= Aim of the task =
Repeat, character for character, the lines of the listing from the line containing "- legend-label: 2.5~3.0MW: [450, 59, 543, 80]" to the line containing "- bar-segment: [839, 367, 881, 490]", including both of those lines.

::: Listed entries

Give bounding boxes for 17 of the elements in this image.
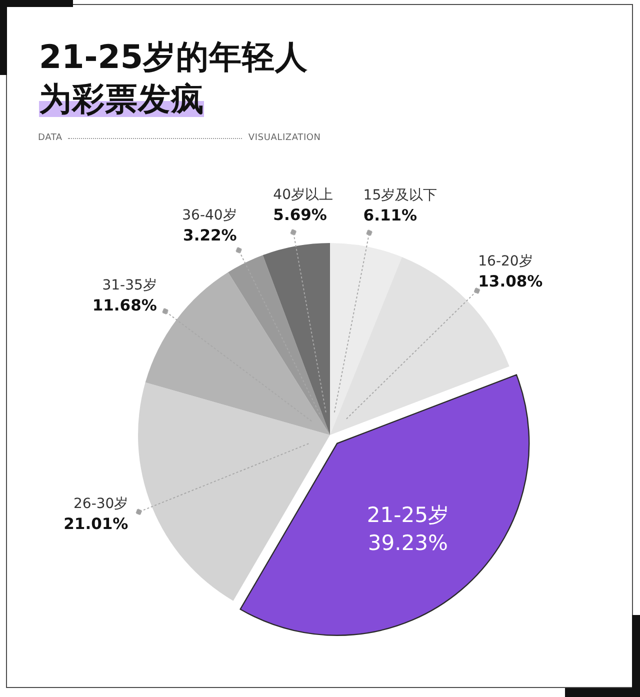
data-label: 5.69% xyxy=(273,206,328,224)
data-label: 6.11% xyxy=(363,206,418,224)
slice-label: 36-40岁 xyxy=(182,207,237,224)
chart-title: 21-25岁的年轻人为彩票发疯 xyxy=(39,38,308,118)
slice-label: 31-35岁 xyxy=(102,277,157,294)
data-label: 39.23% xyxy=(368,530,448,555)
data-label: 3.22% xyxy=(183,226,238,244)
slice-label: 26-30岁 xyxy=(74,496,128,512)
text: VISUALIZATION xyxy=(248,133,321,143)
data-label: 13.08% xyxy=(478,272,544,291)
text: DATA xyxy=(38,133,62,143)
data-label: 21.01% xyxy=(64,514,129,533)
slice-label: 16-20岁 xyxy=(478,254,533,270)
slice-label: 15岁及以下 xyxy=(363,187,438,204)
slice-label: 21-25岁 xyxy=(366,502,449,527)
data-label: 11.68% xyxy=(92,296,158,314)
slice-label: 40岁以上 xyxy=(273,186,333,203)
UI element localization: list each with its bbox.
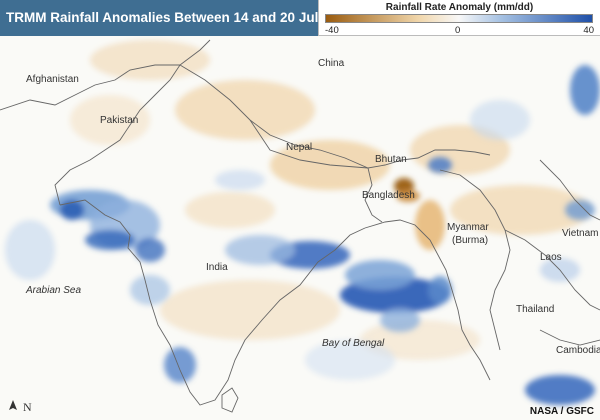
label-pakistan: Pakistan [100,115,139,126]
cambodia-border [539,329,600,346]
legend-min-label: -40 [325,25,339,36]
credit-text: NASA / GSFC [529,406,594,417]
map-title: TRMM Rainfall Anomalies Between 14 and 2… [0,0,352,36]
label-cambodia: Cambodia [556,345,600,356]
label-laos: Laos [540,252,562,263]
legend-mid-label: 0 [455,25,461,36]
myanmar-border [439,169,511,351]
label-bhutan: Bhutan [375,154,407,165]
label-vietnam: Vietnam [562,228,599,239]
afghanistan-border [0,64,180,111]
sri-lanka-outline [221,387,239,413]
label-burma: (Burma) [452,235,489,246]
legend-color-bar [325,14,593,23]
boundaries-layer [0,39,600,413]
label-nepal: Nepal [286,142,313,153]
thailand-laos-border [504,229,600,311]
china-border [179,39,211,66]
label-arabian-sea: Arabian Sea [26,285,82,296]
bangladesh-border [364,167,383,223]
vietnam-border [539,159,600,221]
north-arrow-icon: N [6,400,32,416]
legend-max-label: 40 [583,25,594,36]
india-west-coastline [59,199,366,406]
label-bay-of-bengal: Bay of Bengal [322,338,385,349]
label-afghanistan: Afghanistan [26,74,79,85]
wet-anomaly-layer [5,65,600,405]
label-china: China [318,58,345,69]
nepal-south-border [249,119,369,169]
bangladesh-coast [364,219,491,381]
label-india: India [206,262,228,273]
legend-title: Rainfall Rate Anomaly (mm/dd) [385,2,534,13]
pakistan-border [54,64,181,206]
himalaya-border [179,64,491,169]
label-bangladesh: Bangladesh [362,190,415,201]
label-myanmar: Myanmar [447,222,489,233]
legend: Rainfall Rate Anomaly (mm/dd) -40 0 40 [318,0,600,36]
label-thailand: Thailand [516,304,555,315]
north-label: N [23,399,32,414]
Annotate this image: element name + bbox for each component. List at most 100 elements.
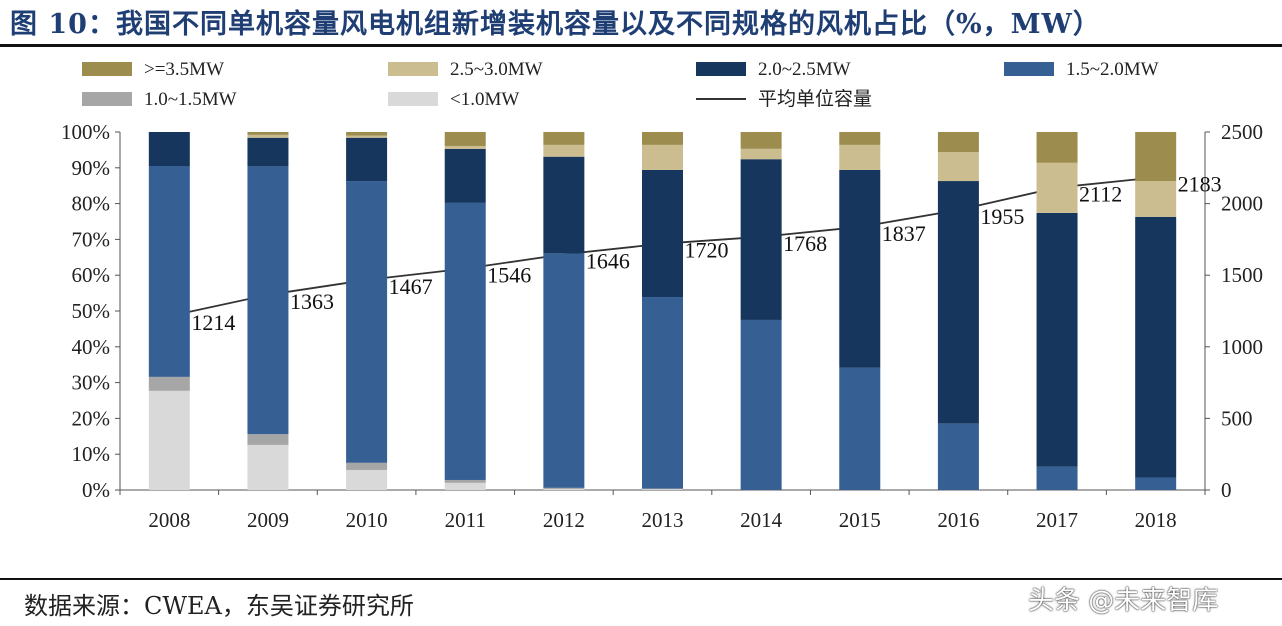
- legend-label: 2.5~3.0MW: [450, 59, 543, 80]
- left-tick-label: 80%: [72, 192, 111, 216]
- bar-segment: [346, 469, 388, 490]
- line-data-label: 2183: [1178, 171, 1222, 196]
- bar-segment: [247, 132, 289, 135]
- bar-segment: [444, 148, 486, 203]
- x-tick-label: 2009: [247, 508, 289, 532]
- legend-swatch: [82, 62, 132, 76]
- watermark: 头条 @未来智库: [1028, 586, 1219, 616]
- left-tick-label: 90%: [72, 156, 111, 180]
- line-data-label: 1546: [487, 263, 531, 288]
- bar-segment: [444, 202, 486, 480]
- bar-segment: [1036, 212, 1078, 467]
- right-tick-label: 500: [1221, 406, 1253, 430]
- bar-segment: [1036, 162, 1078, 213]
- bar-segment: [839, 367, 881, 490]
- bar-segment: [642, 488, 683, 490]
- bar-segment: [740, 319, 782, 490]
- line-data-label: 1720: [685, 238, 729, 263]
- title-divider: [0, 44, 1282, 47]
- bar-segment: [839, 169, 881, 368]
- line-data-label: 1467: [389, 274, 433, 299]
- bar-segment: [1036, 132, 1078, 163]
- left-tick-label: 40%: [72, 335, 111, 359]
- line-data-label: 1363: [290, 289, 334, 314]
- bar-segment: [247, 134, 289, 138]
- bar-segment: [839, 144, 881, 170]
- legend-label: 1.5~2.0MW: [1066, 59, 1159, 80]
- bar-segment: [1135, 132, 1177, 182]
- legend-swatch: [82, 92, 132, 106]
- left-tick-label: 30%: [72, 371, 111, 395]
- left-tick-label: 100%: [61, 120, 110, 144]
- bar-segment: [148, 390, 190, 490]
- bar-segment: [346, 135, 388, 138]
- bar-segment: [937, 423, 979, 490]
- source-note: 数据来源：CWEA，东吴证券研究所: [24, 592, 414, 620]
- left-tick-label: 10%: [72, 442, 111, 466]
- bar-segment: [247, 434, 289, 445]
- left-tick-label: 20%: [72, 406, 111, 430]
- bar-segment: [1135, 477, 1177, 490]
- left-tick-label: 0%: [82, 478, 110, 502]
- right-tick-label: 2500: [1221, 120, 1263, 144]
- bar-segment: [346, 137, 388, 182]
- line-data-label: 1646: [586, 248, 630, 273]
- right-tick-label: 2000: [1221, 192, 1263, 216]
- bar-segment: [839, 132, 881, 145]
- bar-segment: [937, 132, 979, 153]
- bar-segment: [1135, 216, 1177, 478]
- bar-segment: [1135, 181, 1177, 217]
- bar-segment: [740, 132, 782, 149]
- x-tick-label: 2017: [1036, 508, 1078, 532]
- left-tick-label: 50%: [72, 299, 111, 323]
- x-tick-label: 2015: [839, 508, 881, 532]
- bar-segment: [543, 144, 585, 157]
- line-data-label: 2112: [1079, 182, 1122, 207]
- legend-swatch: [388, 62, 438, 76]
- left-tick-label: 70%: [72, 227, 111, 251]
- bar-segment: [642, 489, 683, 490]
- right-tick-label: 1000: [1221, 335, 1263, 359]
- legend-label: >=3.5MW: [144, 59, 224, 80]
- legend-label: <1.0MW: [450, 89, 519, 110]
- x-tick-label: 2010: [346, 508, 388, 532]
- bar-segment: [642, 144, 683, 170]
- bar-segment: [247, 444, 289, 490]
- x-tick-label: 2016: [937, 508, 979, 532]
- legend-swatch: [388, 92, 438, 106]
- bar-segment: [148, 376, 190, 391]
- footer-divider: [0, 578, 1282, 580]
- x-tick-label: 2018: [1135, 508, 1177, 532]
- bar-segment: [740, 148, 782, 160]
- bar-segment: [346, 132, 388, 136]
- bar-segment: [543, 488, 585, 490]
- x-tick-label: 2012: [543, 508, 585, 532]
- bar-segment: [937, 181, 979, 424]
- bar-segment: [740, 159, 782, 320]
- bar-segment: [444, 145, 486, 149]
- legend-swatch: [1004, 62, 1054, 76]
- bar-segment: [642, 132, 683, 145]
- bar-segment: [444, 482, 486, 490]
- x-tick-label: 2014: [740, 508, 783, 532]
- right-tick-label: 1500: [1221, 263, 1263, 287]
- bar-segment: [937, 152, 979, 182]
- bar-segment: [346, 462, 388, 470]
- bar-segment: [543, 253, 585, 488]
- chart-title: 图 10：我国不同单机容量风电机组新增装机容量以及不同规格的风机占比（%，MW）: [10, 9, 1101, 40]
- bar-segment: [1036, 466, 1078, 490]
- x-tick-label: 2008: [148, 508, 190, 532]
- bar-segment: [148, 166, 190, 377]
- bar-segment: [346, 181, 388, 463]
- bar-segment: [543, 487, 585, 489]
- line-data-label: 1214: [191, 310, 235, 335]
- bar-segment: [543, 156, 585, 254]
- bar-segment: [148, 132, 190, 167]
- bar-segment: [247, 137, 289, 167]
- right-tick-label: 0: [1221, 478, 1232, 502]
- legend-label: 2.0~2.5MW: [758, 59, 851, 80]
- legend-swatch: [696, 62, 746, 76]
- bar-segment: [642, 169, 683, 298]
- bar-segment: [247, 166, 289, 435]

::::::

= Written response =
- legend-label: 2.5~3.0MW: [450, 59, 543, 80]
- left-tick-label: 80%: [72, 192, 111, 216]
- bar-segment: [346, 469, 388, 490]
- line-data-label: 2183: [1178, 171, 1222, 196]
- bar-segment: [247, 132, 289, 135]
- bar-segment: [444, 148, 486, 203]
- x-tick-label: 2009: [247, 508, 289, 532]
- legend-swatch: [82, 62, 132, 76]
- watermark: 头条 @未来智库: [1028, 586, 1219, 616]
- left-tick-label: 90%: [72, 156, 111, 180]
- line-data-label: 1546: [487, 263, 531, 288]
- bar-segment: [444, 202, 486, 480]
- bar-segment: [1036, 212, 1078, 467]
- right-tick-label: 500: [1221, 406, 1253, 430]
- bar-segment: [1036, 162, 1078, 213]
- bar-segment: [839, 367, 881, 490]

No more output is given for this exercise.